Records excerpted from a collection
-- Begin --
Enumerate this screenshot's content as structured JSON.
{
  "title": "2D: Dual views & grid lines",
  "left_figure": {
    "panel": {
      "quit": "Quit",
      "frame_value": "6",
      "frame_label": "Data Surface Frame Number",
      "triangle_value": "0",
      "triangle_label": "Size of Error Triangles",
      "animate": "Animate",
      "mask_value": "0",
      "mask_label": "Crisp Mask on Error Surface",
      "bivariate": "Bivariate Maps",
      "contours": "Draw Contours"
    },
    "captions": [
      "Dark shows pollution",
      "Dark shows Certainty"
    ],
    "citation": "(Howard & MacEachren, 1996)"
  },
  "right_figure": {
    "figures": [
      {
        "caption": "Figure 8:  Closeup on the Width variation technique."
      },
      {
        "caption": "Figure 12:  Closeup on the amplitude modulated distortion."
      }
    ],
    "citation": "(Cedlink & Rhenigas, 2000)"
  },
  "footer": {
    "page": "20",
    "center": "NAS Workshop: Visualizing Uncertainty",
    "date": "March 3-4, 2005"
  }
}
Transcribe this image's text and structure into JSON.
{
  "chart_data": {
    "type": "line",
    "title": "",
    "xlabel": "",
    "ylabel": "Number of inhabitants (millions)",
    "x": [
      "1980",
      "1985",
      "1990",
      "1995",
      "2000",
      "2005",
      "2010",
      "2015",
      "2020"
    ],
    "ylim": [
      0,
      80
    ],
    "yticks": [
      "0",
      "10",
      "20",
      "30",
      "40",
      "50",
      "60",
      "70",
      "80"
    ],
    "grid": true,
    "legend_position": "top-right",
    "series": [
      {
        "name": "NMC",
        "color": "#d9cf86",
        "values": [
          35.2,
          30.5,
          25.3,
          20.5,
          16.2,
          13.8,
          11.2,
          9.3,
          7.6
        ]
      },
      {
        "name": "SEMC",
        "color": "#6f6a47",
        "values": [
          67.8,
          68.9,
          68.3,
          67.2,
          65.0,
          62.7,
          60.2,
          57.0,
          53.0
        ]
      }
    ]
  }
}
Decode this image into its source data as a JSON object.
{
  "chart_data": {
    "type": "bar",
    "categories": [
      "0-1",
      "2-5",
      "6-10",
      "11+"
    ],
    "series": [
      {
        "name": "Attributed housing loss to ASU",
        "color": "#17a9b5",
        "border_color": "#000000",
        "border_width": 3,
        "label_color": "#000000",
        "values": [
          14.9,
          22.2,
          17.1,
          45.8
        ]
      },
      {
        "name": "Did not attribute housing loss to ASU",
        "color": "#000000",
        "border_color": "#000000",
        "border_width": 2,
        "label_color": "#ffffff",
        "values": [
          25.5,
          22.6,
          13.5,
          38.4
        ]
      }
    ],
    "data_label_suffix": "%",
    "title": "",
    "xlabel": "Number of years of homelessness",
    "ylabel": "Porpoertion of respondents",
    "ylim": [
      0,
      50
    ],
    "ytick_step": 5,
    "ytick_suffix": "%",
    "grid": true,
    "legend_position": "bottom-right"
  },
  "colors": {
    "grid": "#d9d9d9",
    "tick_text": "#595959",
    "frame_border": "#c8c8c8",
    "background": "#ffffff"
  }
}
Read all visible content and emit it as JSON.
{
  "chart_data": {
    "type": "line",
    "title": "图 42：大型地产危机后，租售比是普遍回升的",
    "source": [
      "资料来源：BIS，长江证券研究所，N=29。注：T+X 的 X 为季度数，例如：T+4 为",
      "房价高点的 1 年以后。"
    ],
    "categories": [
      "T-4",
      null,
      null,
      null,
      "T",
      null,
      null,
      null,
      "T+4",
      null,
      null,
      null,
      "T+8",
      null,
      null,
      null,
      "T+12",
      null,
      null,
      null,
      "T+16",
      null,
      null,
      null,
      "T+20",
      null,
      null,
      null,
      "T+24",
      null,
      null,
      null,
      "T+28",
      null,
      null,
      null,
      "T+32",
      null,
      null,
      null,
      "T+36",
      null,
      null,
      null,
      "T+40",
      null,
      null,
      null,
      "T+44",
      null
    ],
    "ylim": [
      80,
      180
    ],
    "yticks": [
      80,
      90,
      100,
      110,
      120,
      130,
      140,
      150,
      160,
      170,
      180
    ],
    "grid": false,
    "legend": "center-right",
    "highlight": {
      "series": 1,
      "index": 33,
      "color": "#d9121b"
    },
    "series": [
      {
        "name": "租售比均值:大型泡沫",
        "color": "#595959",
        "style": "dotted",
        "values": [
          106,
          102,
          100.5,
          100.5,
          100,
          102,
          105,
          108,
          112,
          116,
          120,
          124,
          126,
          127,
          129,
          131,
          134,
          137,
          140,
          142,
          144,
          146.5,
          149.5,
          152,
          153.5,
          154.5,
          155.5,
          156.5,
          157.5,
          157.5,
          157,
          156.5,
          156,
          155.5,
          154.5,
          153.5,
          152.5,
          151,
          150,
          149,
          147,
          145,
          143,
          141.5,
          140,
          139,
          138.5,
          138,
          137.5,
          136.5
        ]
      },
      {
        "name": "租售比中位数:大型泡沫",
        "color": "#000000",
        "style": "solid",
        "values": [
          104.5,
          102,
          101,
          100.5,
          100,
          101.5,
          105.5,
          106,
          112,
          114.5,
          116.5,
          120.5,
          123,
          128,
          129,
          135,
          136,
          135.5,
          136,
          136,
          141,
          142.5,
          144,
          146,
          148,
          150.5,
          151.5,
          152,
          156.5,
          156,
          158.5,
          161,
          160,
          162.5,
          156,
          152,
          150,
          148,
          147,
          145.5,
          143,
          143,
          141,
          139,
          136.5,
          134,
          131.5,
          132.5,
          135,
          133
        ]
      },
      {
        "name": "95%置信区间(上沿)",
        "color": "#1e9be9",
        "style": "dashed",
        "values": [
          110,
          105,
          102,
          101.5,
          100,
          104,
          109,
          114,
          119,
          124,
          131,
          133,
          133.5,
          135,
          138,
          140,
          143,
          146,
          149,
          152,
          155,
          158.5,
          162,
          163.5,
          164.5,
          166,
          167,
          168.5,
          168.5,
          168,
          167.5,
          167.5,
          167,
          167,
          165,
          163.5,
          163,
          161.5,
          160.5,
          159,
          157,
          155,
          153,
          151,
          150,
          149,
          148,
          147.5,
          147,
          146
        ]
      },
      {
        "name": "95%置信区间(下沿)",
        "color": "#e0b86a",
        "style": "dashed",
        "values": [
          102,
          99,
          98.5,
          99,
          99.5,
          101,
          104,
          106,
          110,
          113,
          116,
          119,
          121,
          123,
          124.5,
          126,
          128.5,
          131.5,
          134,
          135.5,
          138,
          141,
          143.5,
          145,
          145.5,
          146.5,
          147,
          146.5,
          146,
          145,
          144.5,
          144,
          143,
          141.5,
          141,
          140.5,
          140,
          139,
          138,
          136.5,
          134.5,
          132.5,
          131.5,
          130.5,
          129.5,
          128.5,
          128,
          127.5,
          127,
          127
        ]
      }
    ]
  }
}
-- End --
__What you are asked to do__.
Search the preceding listing for the word "name" and pull out every line that holds it.

__Written answer__.
        "name": "NMC",
        "name": "SEMC",
        "name": "Attributed housing loss to ASU",
        "name": "Did not attribute housing loss to ASU",
        "name": "租售比均值:大型泡沫",
        "name": "租售比中位数:大型泡沫",
        "name": "95%置信区间(上沿)",
        "name": "95%置信区间(下沿)",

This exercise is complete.